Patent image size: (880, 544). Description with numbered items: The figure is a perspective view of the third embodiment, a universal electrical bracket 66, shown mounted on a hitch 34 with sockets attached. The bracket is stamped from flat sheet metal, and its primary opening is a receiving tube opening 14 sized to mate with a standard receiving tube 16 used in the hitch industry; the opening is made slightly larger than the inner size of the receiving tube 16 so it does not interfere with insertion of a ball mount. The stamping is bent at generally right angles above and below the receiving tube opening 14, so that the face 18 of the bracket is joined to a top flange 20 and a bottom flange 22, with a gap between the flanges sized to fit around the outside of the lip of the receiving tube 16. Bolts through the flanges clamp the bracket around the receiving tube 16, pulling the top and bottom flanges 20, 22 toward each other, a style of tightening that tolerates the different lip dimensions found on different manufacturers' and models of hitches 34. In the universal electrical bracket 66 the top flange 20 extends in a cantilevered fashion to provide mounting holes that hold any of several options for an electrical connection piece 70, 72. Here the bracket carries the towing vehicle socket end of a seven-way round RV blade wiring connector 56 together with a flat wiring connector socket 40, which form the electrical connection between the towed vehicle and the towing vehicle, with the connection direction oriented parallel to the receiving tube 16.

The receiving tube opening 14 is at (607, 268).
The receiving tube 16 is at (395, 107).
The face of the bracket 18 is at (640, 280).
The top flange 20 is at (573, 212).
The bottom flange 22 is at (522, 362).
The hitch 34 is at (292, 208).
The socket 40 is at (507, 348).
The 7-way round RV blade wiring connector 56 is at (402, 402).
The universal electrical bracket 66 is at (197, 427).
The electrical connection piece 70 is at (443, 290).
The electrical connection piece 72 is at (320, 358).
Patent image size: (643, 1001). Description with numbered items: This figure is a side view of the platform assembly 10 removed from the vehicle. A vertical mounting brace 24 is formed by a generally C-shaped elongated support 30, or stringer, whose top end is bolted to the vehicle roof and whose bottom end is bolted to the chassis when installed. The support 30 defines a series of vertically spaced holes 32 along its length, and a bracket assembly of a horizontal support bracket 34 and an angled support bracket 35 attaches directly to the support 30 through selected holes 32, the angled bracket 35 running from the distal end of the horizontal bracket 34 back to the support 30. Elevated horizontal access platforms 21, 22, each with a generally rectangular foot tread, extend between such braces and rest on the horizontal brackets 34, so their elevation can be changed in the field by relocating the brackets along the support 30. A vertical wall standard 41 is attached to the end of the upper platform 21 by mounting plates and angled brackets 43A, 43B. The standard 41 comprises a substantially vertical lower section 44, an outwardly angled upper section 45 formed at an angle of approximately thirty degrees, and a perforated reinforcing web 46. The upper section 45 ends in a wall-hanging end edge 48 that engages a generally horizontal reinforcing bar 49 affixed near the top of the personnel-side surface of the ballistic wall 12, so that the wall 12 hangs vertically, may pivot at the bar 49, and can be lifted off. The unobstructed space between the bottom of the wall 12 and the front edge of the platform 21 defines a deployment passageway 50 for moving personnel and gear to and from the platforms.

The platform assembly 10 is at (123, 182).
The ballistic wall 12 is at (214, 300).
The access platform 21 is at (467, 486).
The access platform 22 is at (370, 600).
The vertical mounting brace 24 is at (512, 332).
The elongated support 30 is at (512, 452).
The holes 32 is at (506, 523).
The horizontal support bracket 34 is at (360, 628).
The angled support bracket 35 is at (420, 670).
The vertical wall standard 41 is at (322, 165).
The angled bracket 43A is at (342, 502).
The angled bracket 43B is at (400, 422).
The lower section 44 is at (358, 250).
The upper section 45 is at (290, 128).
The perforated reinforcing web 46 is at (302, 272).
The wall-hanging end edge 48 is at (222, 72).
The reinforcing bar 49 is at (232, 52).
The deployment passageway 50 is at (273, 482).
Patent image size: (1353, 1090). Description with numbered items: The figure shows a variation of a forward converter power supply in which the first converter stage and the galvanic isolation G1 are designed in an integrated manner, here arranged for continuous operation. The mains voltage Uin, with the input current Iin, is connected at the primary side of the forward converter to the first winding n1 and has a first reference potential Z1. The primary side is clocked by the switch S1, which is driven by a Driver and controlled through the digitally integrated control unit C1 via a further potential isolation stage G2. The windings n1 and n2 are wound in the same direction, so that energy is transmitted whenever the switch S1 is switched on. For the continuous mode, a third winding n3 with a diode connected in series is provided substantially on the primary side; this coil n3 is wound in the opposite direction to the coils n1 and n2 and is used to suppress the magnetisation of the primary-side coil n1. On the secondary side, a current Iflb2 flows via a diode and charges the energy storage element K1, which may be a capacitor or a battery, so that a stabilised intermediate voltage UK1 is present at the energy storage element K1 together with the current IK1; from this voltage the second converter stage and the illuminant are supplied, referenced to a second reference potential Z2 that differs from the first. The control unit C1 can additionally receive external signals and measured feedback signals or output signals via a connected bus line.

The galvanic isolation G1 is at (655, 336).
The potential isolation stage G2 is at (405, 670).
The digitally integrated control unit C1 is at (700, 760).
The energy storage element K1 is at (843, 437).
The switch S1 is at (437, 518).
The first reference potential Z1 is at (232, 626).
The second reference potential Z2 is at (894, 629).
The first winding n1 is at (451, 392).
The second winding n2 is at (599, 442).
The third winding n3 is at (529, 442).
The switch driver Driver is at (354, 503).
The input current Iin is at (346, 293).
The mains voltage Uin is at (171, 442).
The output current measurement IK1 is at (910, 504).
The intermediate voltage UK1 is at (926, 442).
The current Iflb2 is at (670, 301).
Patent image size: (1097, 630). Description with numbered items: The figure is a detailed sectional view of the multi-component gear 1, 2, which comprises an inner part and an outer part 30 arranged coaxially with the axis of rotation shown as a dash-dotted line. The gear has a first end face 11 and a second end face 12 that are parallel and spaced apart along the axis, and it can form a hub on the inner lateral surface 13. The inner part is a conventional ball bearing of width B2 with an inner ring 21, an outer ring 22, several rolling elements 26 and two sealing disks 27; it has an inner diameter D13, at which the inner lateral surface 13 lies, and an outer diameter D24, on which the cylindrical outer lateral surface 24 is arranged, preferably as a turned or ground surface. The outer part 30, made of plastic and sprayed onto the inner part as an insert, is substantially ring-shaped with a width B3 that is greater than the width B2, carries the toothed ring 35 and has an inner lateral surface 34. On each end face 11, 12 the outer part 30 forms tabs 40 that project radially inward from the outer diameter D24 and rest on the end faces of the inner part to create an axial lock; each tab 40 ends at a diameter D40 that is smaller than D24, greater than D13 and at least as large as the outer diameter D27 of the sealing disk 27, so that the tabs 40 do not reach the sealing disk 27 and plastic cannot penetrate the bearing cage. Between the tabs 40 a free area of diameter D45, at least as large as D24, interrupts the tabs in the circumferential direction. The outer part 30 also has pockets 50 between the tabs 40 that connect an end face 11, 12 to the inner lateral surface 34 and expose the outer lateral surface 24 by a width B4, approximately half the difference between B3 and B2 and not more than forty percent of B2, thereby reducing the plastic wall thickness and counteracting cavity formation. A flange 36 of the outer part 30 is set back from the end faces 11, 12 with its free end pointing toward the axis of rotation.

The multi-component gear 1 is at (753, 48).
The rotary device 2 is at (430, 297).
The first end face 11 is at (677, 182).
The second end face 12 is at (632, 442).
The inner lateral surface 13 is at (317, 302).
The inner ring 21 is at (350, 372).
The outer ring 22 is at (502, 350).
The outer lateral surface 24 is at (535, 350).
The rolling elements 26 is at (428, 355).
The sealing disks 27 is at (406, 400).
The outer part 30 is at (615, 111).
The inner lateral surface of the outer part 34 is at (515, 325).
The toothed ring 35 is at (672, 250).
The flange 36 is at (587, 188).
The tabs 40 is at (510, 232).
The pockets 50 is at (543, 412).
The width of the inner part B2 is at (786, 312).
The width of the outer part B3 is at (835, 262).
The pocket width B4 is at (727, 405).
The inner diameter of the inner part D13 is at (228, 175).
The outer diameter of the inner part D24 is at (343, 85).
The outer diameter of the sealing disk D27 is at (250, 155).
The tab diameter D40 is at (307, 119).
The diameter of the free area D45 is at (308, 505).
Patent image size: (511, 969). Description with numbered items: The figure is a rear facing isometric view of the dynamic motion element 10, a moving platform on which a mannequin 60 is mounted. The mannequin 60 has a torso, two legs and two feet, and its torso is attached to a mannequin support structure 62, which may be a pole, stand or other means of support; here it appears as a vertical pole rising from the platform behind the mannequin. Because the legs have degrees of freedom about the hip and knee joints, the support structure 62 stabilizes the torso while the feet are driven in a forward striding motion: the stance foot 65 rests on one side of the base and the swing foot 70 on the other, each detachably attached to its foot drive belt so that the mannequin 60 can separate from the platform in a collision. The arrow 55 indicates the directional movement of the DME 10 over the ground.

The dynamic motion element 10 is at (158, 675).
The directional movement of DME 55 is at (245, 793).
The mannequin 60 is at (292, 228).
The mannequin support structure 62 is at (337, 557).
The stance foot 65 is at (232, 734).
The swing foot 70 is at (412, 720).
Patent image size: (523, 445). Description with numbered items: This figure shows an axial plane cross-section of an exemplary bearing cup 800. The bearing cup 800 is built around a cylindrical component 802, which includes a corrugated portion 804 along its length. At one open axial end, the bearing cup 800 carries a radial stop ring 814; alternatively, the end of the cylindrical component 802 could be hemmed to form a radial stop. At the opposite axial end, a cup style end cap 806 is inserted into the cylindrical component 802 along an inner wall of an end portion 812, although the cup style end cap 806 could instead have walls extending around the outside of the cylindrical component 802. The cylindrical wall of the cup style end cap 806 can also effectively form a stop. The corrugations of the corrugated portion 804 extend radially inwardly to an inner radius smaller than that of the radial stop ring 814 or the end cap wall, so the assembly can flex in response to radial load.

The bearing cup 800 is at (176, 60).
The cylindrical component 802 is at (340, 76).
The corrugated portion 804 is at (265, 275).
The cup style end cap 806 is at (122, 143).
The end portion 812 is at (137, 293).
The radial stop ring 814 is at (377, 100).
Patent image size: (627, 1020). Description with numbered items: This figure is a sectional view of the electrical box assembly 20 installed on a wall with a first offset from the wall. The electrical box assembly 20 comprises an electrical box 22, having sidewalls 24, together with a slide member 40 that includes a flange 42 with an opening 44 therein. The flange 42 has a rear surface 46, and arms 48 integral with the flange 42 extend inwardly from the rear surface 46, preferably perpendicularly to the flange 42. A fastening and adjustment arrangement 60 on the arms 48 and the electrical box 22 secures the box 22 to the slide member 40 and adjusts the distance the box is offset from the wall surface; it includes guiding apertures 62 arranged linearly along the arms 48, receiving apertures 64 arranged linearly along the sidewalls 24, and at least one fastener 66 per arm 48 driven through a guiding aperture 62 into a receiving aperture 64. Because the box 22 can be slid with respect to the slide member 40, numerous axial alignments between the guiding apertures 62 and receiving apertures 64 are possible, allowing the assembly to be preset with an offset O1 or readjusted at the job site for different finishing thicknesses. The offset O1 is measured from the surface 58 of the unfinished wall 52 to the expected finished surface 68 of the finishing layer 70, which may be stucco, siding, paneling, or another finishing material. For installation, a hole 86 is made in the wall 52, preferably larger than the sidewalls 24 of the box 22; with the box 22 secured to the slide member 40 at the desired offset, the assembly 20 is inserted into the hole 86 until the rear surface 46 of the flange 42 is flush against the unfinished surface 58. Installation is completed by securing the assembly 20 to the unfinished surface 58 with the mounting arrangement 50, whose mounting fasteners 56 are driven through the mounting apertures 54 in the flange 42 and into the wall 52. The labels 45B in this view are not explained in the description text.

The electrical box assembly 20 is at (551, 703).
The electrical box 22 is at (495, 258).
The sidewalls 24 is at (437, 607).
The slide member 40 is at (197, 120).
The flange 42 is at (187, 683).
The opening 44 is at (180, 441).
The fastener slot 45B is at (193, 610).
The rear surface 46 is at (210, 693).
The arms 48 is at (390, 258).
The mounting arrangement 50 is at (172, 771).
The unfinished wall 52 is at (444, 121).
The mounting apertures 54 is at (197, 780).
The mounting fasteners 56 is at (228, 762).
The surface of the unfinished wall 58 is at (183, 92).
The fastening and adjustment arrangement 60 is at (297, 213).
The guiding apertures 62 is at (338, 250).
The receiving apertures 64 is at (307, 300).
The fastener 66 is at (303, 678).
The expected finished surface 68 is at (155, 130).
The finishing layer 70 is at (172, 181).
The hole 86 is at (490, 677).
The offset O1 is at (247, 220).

AIM OF THE EXERCISE =
Please return the data above, copied exactly, starting at the line that contains "Patent image size: (511, 969)." and ending at the line that contains "The swing foot 70 is at (412, 720).".

EXERCISE SOLUTION =
Patent image size: (511, 969). Description with numbered items: The figure is a rear facing isometric view of the dynamic motion element 10, a moving platform on which a mannequin 60 is mounted. The mannequin 60 has a torso, two legs and two feet, and its torso is attached to a mannequin support structure 62, which may be a pole, stand or other means of support; here it appears as a vertical pole rising from the platform behind the mannequin. Because the legs have degrees of freedom about the hip and knee joints, the support structure 62 stabilizes the torso while the feet are driven in a forward striding motion: the stance foot 65 rests on one side of the base and the swing foot 70 on the other, each detachably attached to its foot drive belt so that the mannequin 60 can separate from the platform in a collision. The arrow 55 indicates the directional movement of the DME 10 over the ground.

The dynamic motion element 10 is at (158, 675).
The directional movement of DME 55 is at (245, 793).
The mannequin 60 is at (292, 228).
The mannequin support structure 62 is at (337, 557).
The stance foot 65 is at (232, 734).
The swing foot 70 is at (412, 720).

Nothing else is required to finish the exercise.